* AIM OF THE EXERCISE: Copy every line, leaving nothing out and adding nothing.

* MATERIAL PROVIDED:
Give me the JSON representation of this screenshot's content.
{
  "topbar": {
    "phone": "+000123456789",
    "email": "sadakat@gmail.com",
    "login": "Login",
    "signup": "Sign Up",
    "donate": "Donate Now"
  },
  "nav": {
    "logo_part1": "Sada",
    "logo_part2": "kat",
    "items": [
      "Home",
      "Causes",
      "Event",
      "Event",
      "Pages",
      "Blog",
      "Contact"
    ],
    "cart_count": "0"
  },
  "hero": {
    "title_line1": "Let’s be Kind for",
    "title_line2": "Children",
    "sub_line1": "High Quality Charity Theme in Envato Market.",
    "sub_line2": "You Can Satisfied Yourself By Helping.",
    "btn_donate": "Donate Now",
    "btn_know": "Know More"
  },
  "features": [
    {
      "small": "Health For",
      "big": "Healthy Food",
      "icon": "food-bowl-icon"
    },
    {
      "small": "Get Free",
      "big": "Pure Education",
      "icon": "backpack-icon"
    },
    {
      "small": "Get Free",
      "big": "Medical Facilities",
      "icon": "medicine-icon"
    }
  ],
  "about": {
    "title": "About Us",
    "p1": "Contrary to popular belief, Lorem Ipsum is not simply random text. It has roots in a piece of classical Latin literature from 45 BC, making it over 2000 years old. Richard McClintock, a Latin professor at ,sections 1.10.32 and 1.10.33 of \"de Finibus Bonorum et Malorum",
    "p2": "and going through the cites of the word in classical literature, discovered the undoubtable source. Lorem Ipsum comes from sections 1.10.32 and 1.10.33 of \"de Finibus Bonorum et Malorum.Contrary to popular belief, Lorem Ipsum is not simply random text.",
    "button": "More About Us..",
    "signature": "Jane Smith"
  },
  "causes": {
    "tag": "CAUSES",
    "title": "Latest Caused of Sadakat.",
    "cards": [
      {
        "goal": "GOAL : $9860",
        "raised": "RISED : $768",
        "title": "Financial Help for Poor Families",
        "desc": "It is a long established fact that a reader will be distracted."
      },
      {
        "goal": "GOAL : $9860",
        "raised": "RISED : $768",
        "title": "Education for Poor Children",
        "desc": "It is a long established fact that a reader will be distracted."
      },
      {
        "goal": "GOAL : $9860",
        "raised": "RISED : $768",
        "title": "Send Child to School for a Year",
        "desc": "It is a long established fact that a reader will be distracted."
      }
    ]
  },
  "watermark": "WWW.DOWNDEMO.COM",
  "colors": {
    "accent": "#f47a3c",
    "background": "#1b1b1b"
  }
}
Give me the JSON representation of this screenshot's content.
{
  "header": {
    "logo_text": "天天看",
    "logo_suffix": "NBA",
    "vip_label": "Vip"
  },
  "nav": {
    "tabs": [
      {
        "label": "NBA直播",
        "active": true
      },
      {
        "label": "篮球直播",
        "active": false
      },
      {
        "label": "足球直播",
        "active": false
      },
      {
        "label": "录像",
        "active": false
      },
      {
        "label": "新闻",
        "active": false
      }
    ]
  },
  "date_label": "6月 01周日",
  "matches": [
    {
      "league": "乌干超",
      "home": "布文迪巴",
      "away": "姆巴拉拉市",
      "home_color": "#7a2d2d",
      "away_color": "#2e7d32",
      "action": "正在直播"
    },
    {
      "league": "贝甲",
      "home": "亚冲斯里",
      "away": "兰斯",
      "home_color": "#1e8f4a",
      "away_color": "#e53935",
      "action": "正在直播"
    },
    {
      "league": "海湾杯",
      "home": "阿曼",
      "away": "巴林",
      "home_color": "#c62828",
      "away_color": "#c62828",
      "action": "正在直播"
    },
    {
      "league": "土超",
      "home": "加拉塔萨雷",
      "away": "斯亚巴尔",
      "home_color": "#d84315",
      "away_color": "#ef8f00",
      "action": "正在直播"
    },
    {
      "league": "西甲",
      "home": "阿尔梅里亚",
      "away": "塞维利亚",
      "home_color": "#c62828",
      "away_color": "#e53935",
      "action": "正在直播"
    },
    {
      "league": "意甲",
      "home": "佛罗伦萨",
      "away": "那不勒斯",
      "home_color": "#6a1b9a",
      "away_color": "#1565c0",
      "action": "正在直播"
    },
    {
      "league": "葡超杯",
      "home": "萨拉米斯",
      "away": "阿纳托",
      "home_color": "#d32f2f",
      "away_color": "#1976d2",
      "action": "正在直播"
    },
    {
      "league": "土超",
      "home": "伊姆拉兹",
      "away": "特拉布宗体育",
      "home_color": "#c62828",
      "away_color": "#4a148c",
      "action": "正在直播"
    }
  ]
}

* ANSWER TO THE PROBLEM:
Give me the JSON representation of this screenshot's content.
{
  "topbar": {
    "phone": "+000123456789",
    "email": "sadakat@gmail.com",
    "login": "Login",
    "signup": "Sign Up",
    "donate": "Donate Now"
  },
  "nav": {
    "logo_part1": "Sada",
    "logo_part2": "kat",
    "items": [
      "Home",
      "Causes",
      "Event",
      "Event",
      "Pages",
      "Blog",
      "Contact"
    ],
    "cart_count": "0"
  },
  "hero": {
    "title_line1": "Let’s be Kind for",
    "title_line2": "Children",
    "sub_line1": "High Quality Charity Theme in Envato Market.",
    "sub_line2": "You Can Satisfied Yourself By Helping.",
    "btn_donate": "Donate Now",
    "btn_know": "Know More"
  },
  "features": [
    {
      "small": "Health For",
      "big": "Healthy Food",
      "icon": "food-bowl-icon"
    },
    {
      "small": "Get Free",
      "big": "Pure Education",
      "icon": "backpack-icon"
    },
    {
      "small": "Get Free",
      "big": "Medical Facilities",
      "icon": "medicine-icon"
    }
  ],
  "about": {
    "title": "About Us",
    "p1": "Contrary to popular belief, Lorem Ipsum is not simply random text. It has roots in a piece of classical Latin literature from 45 BC, making it over 2000 years old. Richard McClintock, a Latin professor at ,sections 1.10.32 and 1.10.33 of \"de Finibus Bonorum et Malorum",
    "p2": "and going through the cites of the word in classical literature, discovered the undoubtable source. Lorem Ipsum comes from sections 1.10.32 and 1.10.33 of \"de Finibus Bonorum et Malorum.Contrary to popular belief, Lorem Ipsum is not simply random text.",
    "button": "More About Us..",
    "signature": "Jane Smith"
  },
  "causes": {
    "tag": "CAUSES",
    "title": "Latest Caused of Sadakat.",
    "cards": [
      {
        "goal": "GOAL : $9860",
        "raised": "RISED : $768",
        "title": "Financial Help for Poor Families",
        "desc": "It is a long established fact that a reader will be distracted."
      },
      {
        "goal": "GOAL : $9860",
        "raised": "RISED : $768",
        "title": "Education for Poor Children",
        "desc": "It is a long established fact that a reader will be distracted."
      },
      {
        "goal": "GOAL : $9860",
        "raised": "RISED : $768",
        "title": "Send Child to School for a Year",
        "desc": "It is a long established fact that a reader will be distracted."
      }
    ]
  },
  "watermark": "WWW.DOWNDEMO.COM",
  "colors": {
    "accent": "#f47a3c",
    "background": "#1b1b1b"
  }
}
Give me the JSON representation of this screenshot's content.
{
  "header": {
    "logo_text": "天天看",
    "logo_suffix": "NBA",
    "vip_label": "Vip"
  },
  "nav": {
    "tabs": [
      {
        "label": "NBA直播",
        "active": true
      },
      {
        "label": "篮球直播",
        "active": false
      },
      {
        "label": "足球直播",
        "active": false
      },
      {
        "label": "录像",
        "active": false
      },
      {
        "label": "新闻",
        "active": false
      }
    ]
  },
  "date_label": "6月 01周日",
  "matches": [
    {
      "league": "乌干超",
      "home": "布文迪巴",
      "away": "姆巴拉拉市",
      "home_color": "#7a2d2d",
      "away_color": "#2e7d32",
      "action": "正在直播"
    },
    {
      "league": "贝甲",
      "home": "亚冲斯里",
      "away": "兰斯",
      "home_color": "#1e8f4a",
      "away_color": "#e53935",
      "action": "正在直播"
    },
    {
      "league": "海湾杯",
      "home": "阿曼",
      "away": "巴林",
      "home_color": "#c62828",
      "away_color": "#c62828",
      "action": "正在直播"
    },
    {
      "league": "土超",
      "home": "加拉塔萨雷",
      "away": "斯亚巴尔",
      "home_color": "#d84315",
      "away_color": "#ef8f00",
      "action": "正在直播"
    },
    {
      "league": "西甲",
      "home": "阿尔梅里亚",
      "away": "塞维利亚",
      "home_color": "#c62828",
      "away_color": "#e53935",
      "action": "正在直播"
    },
    {
      "league": "意甲",
      "home": "佛罗伦萨",
      "away": "那不勒斯",
      "home_color": "#6a1b9a",
      "away_color": "#1565c0",
      "action": "正在直播"
    },
    {
      "league": "葡超杯",
      "home": "萨拉米斯",
      "away": "阿纳托",
      "home_color": "#d32f2f",
      "away_color": "#1976d2",
      "action": "正在直播"
    },
    {
      "league": "土超",
      "home": "伊姆拉兹",
      "away": "特拉布宗体育",
      "home_color": "#c62828",
      "away_color": "#4a148c",
      "action": "正在直播"
    }
  ]
}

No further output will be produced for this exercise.